▶ _What the exercise asks_: Reproduce the records below verbatim, starting with the first line and ending after the line that contains "legend-title: sex [428, 44, 437, 50]".
----- Data lines
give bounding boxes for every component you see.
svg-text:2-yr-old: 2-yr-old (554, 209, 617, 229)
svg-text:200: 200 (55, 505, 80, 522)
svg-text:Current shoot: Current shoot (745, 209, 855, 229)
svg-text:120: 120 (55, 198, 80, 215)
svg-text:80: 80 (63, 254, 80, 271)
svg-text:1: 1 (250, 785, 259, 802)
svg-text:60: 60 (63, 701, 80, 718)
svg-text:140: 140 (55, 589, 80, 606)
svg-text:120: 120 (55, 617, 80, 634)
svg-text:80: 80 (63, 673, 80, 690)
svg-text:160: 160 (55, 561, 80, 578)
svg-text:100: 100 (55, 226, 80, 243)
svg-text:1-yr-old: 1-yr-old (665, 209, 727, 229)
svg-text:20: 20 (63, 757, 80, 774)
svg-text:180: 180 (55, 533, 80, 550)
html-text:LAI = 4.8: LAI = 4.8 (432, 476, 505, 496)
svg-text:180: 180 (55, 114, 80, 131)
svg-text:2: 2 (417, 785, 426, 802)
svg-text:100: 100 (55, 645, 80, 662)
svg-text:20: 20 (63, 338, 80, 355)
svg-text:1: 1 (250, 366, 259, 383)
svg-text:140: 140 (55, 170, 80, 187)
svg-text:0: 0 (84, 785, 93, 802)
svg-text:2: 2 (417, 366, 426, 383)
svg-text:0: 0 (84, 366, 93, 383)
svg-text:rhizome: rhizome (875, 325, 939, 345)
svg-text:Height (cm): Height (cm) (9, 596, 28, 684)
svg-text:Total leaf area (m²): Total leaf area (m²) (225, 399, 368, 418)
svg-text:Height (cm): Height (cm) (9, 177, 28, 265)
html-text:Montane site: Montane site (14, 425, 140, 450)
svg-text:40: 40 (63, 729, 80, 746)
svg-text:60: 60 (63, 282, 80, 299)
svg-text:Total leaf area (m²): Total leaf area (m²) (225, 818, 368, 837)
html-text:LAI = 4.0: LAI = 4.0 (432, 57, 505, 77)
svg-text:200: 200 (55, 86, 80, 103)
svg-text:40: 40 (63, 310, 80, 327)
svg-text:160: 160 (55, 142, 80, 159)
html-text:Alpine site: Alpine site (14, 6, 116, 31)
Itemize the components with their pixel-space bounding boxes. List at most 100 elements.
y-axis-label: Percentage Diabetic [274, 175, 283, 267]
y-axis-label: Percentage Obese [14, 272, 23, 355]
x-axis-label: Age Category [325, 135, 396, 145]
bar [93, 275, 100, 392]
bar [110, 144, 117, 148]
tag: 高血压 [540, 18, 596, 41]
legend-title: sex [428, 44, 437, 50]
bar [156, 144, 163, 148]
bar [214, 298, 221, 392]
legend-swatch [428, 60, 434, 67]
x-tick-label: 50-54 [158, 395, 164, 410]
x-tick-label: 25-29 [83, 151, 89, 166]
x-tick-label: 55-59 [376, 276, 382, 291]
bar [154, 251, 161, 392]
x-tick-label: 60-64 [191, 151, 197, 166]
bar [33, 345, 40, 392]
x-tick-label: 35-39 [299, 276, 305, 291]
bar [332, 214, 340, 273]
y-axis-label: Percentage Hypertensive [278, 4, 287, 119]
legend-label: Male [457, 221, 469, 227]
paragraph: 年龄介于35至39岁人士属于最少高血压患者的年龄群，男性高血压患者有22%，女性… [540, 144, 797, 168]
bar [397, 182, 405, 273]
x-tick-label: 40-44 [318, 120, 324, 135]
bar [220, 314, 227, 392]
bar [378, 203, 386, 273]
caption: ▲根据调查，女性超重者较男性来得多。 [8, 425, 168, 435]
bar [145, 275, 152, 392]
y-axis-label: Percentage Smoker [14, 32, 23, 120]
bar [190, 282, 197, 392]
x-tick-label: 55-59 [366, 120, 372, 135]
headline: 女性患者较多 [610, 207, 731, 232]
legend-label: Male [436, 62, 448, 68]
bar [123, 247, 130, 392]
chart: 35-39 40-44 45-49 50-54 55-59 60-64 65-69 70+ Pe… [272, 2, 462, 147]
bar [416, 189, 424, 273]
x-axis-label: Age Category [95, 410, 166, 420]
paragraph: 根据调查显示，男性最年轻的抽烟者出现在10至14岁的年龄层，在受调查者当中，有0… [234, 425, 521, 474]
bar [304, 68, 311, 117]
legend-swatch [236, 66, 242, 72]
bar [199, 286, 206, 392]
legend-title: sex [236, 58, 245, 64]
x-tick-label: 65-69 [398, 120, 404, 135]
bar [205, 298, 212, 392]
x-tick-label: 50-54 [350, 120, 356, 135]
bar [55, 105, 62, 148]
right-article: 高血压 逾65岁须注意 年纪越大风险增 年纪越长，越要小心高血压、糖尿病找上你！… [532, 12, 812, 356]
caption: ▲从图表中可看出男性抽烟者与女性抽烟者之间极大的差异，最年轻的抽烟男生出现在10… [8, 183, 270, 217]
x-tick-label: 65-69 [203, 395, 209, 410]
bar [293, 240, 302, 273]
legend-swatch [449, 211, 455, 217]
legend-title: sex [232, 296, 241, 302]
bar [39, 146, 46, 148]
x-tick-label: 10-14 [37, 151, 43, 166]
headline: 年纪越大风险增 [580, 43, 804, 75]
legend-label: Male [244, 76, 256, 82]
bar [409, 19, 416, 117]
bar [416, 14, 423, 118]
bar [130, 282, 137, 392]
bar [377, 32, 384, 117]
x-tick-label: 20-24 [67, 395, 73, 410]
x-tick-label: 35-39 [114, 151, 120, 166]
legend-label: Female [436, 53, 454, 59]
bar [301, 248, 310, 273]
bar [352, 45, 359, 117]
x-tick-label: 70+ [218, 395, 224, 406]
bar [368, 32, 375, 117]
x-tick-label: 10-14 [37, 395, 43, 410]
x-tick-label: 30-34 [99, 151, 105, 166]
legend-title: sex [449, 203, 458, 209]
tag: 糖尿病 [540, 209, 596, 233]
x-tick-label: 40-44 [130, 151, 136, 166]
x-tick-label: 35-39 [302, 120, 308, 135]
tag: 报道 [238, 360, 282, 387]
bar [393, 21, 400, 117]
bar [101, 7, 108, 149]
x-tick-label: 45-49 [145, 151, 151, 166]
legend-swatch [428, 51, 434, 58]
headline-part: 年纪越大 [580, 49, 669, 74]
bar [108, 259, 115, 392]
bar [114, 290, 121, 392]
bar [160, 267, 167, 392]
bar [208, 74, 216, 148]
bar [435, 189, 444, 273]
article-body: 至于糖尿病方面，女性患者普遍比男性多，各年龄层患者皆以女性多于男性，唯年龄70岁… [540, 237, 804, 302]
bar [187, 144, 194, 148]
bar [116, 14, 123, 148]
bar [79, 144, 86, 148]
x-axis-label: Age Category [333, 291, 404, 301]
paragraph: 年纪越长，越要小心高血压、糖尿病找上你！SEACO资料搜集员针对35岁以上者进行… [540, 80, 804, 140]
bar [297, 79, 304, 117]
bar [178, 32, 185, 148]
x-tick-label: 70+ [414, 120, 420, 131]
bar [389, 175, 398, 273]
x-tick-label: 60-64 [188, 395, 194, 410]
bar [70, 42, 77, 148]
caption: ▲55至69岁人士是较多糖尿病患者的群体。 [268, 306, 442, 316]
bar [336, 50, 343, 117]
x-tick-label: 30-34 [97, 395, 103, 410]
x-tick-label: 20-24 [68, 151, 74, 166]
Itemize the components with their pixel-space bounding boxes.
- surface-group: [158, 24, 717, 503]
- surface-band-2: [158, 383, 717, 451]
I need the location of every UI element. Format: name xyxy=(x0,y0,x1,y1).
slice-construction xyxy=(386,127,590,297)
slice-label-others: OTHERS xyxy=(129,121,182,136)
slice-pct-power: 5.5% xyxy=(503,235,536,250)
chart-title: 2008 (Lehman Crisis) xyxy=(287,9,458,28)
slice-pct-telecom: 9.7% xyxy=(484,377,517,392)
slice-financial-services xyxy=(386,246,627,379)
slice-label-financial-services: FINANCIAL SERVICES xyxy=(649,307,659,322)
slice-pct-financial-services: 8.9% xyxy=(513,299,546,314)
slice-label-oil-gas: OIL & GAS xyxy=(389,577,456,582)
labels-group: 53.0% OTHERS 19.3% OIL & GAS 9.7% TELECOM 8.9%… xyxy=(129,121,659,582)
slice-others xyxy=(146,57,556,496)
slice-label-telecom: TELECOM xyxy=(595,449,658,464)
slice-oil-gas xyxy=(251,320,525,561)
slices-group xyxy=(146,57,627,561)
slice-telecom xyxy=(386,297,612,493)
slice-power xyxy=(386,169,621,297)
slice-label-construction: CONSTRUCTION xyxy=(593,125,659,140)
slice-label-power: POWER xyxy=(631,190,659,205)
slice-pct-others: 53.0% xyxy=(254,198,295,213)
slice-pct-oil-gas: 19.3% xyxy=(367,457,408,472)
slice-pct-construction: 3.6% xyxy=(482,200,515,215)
----------
▶ _Expected output_:
give bounding boxes for every component you see.
svg-text:2-yr-old: 2-yr-old (554, 209, 617, 229)
svg-text:200: 200 (55, 505, 80, 522)
svg-text:Current shoot: Current shoot (745, 209, 855, 229)
svg-text:120: 120 (55, 198, 80, 215)
svg-text:80: 80 (63, 254, 80, 271)
svg-text:1: 1 (250, 785, 259, 802)
svg-text:60: 60 (63, 701, 80, 718)
svg-text:140: 140 (55, 589, 80, 606)
svg-text:120: 120 (55, 617, 80, 634)
svg-text:80: 80 (63, 673, 80, 690)
svg-text:160: 160 (55, 561, 80, 578)
svg-text:100: 100 (55, 226, 80, 243)
svg-text:1-yr-old: 1-yr-old (665, 209, 727, 229)
svg-text:20: 20 (63, 757, 80, 774)
svg-text:180: 180 (55, 533, 80, 550)
html-text:LAI = 4.8: LAI = 4.8 (432, 476, 505, 496)
svg-text:180: 180 (55, 114, 80, 131)
svg-text:2: 2 (417, 785, 426, 802)
svg-text:100: 100 (55, 645, 80, 662)
svg-text:20: 20 (63, 338, 80, 355)
svg-text:1: 1 (250, 366, 259, 383)
svg-text:140: 140 (55, 170, 80, 187)
svg-text:0: 0 (84, 785, 93, 802)
svg-text:2: 2 (417, 366, 426, 383)
svg-text:0: 0 (84, 366, 93, 383)
svg-text:rhizome: rhizome (875, 325, 939, 345)
svg-text:Height (cm): Height (cm) (9, 596, 28, 684)
svg-text:Total leaf area (m²): Total leaf area (m²) (225, 399, 368, 418)
svg-text:Height (cm): Height (cm) (9, 177, 28, 265)
html-text:Montane site: Montane site (14, 425, 140, 450)
svg-text:40: 40 (63, 729, 80, 746)
svg-text:60: 60 (63, 282, 80, 299)
svg-text:Total leaf area (m²): Total leaf area (m²) (225, 818, 368, 837)
html-text:LAI = 4.0: LAI = 4.0 (432, 57, 505, 77)
svg-text:200: 200 (55, 86, 80, 103)
svg-text:40: 40 (63, 310, 80, 327)
svg-text:160: 160 (55, 142, 80, 159)
html-text:Alpine site: Alpine site (14, 6, 116, 31)
Itemize the components with their pixel-space bounding boxes. List at most 100 elements.
y-axis-label: Percentage Diabetic [274, 175, 283, 267]
y-axis-label: Percentage Obese [14, 272, 23, 355]
x-axis-label: Age Category [325, 135, 396, 145]
bar [93, 275, 100, 392]
bar [110, 144, 117, 148]
tag: 高血压 [540, 18, 596, 41]
legend-title: sex [428, 44, 437, 50]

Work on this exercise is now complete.